Task objective ::
Each line below should be retyped exactly, with no pictures.

-- begin Input material --

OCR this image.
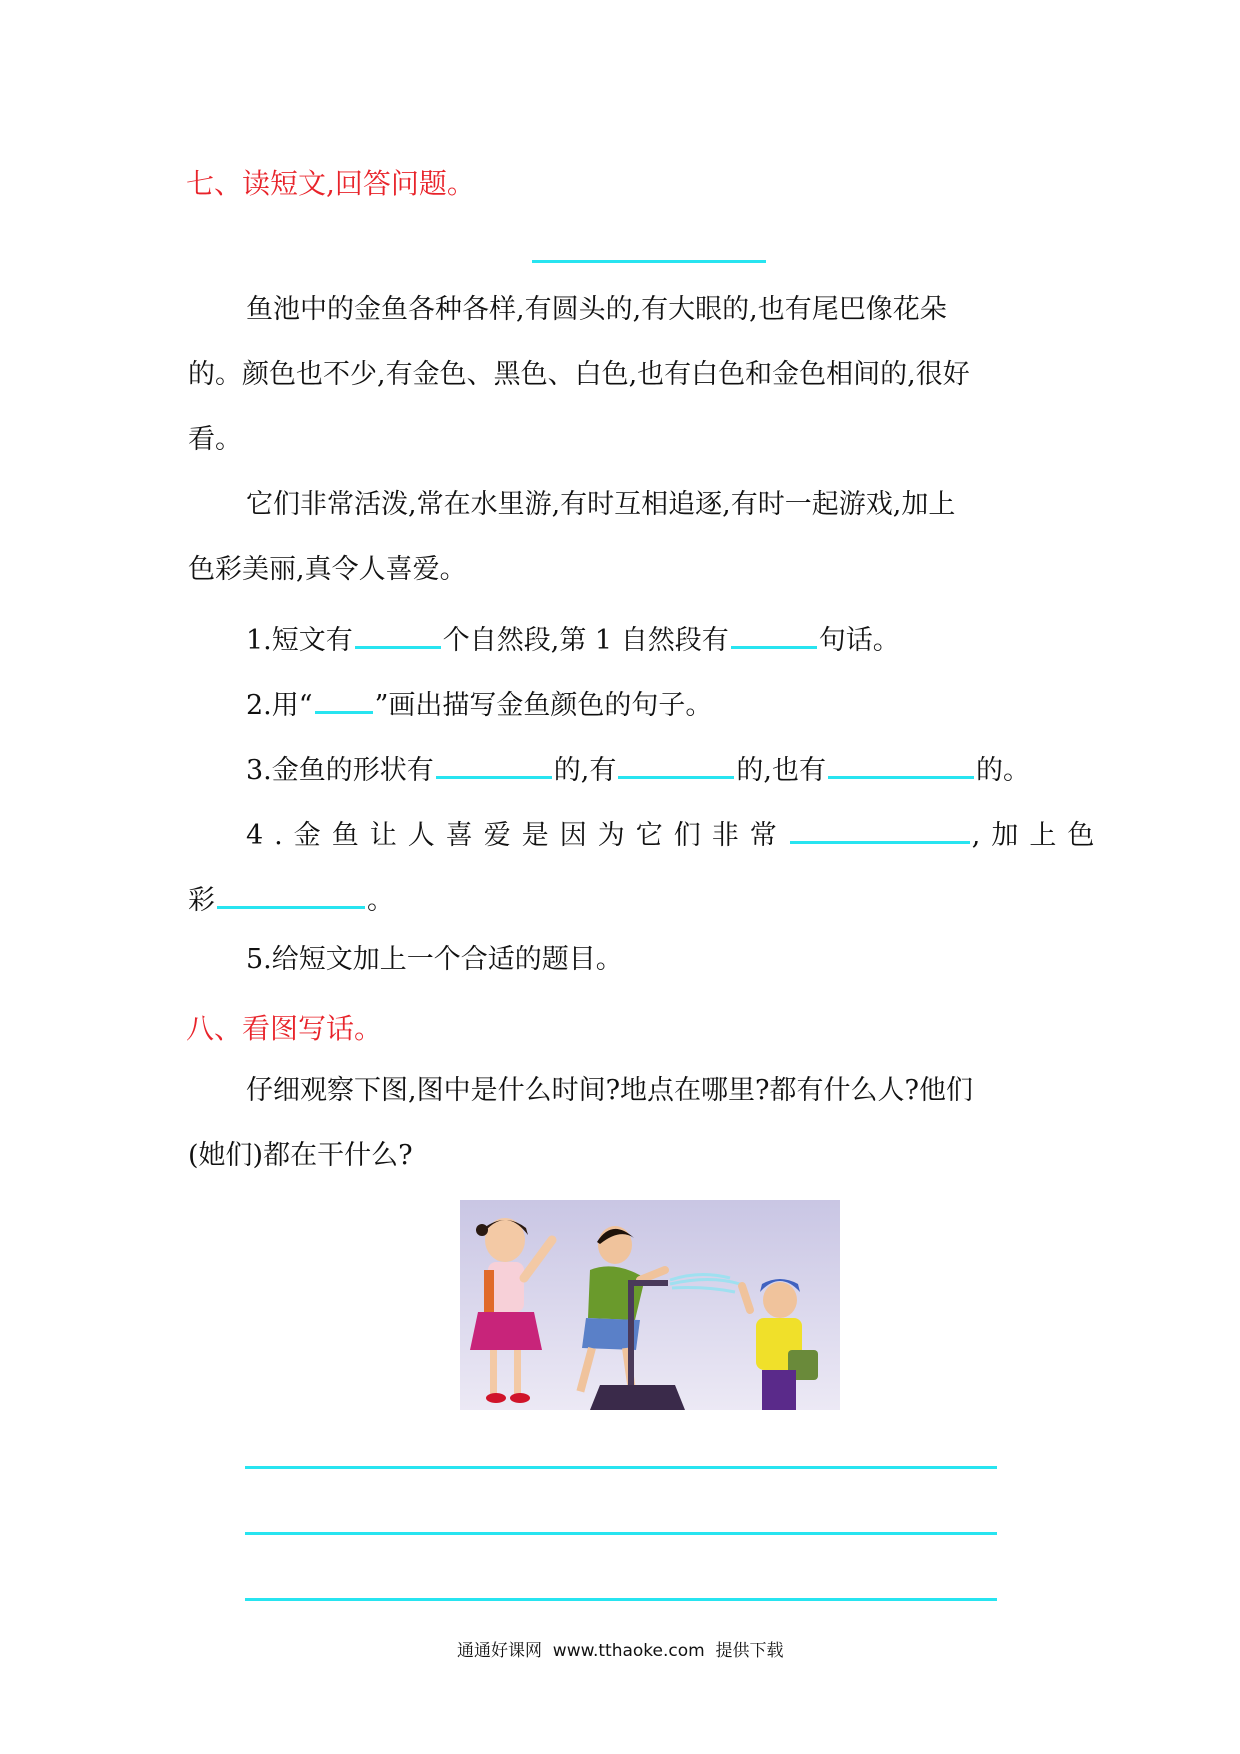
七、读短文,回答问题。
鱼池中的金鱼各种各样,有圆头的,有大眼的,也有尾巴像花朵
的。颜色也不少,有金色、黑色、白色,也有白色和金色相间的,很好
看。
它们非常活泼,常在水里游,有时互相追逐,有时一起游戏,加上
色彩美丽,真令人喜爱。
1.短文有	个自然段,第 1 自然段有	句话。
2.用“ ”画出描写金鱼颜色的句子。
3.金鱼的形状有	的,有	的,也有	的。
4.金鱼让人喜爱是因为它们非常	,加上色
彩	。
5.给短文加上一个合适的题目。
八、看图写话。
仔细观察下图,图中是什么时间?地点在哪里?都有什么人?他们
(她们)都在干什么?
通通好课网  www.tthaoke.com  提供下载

-- end Input material --

Response to the exercise ::
OCR this image.
七、读短文,回答问题。
鱼池中的金鱼各种各样,有圆头的,有大眼的,也有尾巴像花朵
的。颜色也不少,有金色、黑色、白色,也有白色和金色相间的,很好
看。
它们非常活泼,常在水里游,有时互相追逐,有时一起游戏,加上
色彩美丽,真令人喜爱。
1.短文有	个自然段,第 1 自然段有	句话。
2.用“ ”画出描写金鱼颜色的句子。
3.金鱼的形状有	的,有	的,也有	的。
4.金鱼让人喜爱是因为它们非常	,加上色
彩	。
5.给短文加上一个合适的题目。
八、看图写话。
仔细观察下图,图中是什么时间?地点在哪里?都有什么人?他们
(她们)都在干什么?
通通好课网  www.tthaoke.com  提供下载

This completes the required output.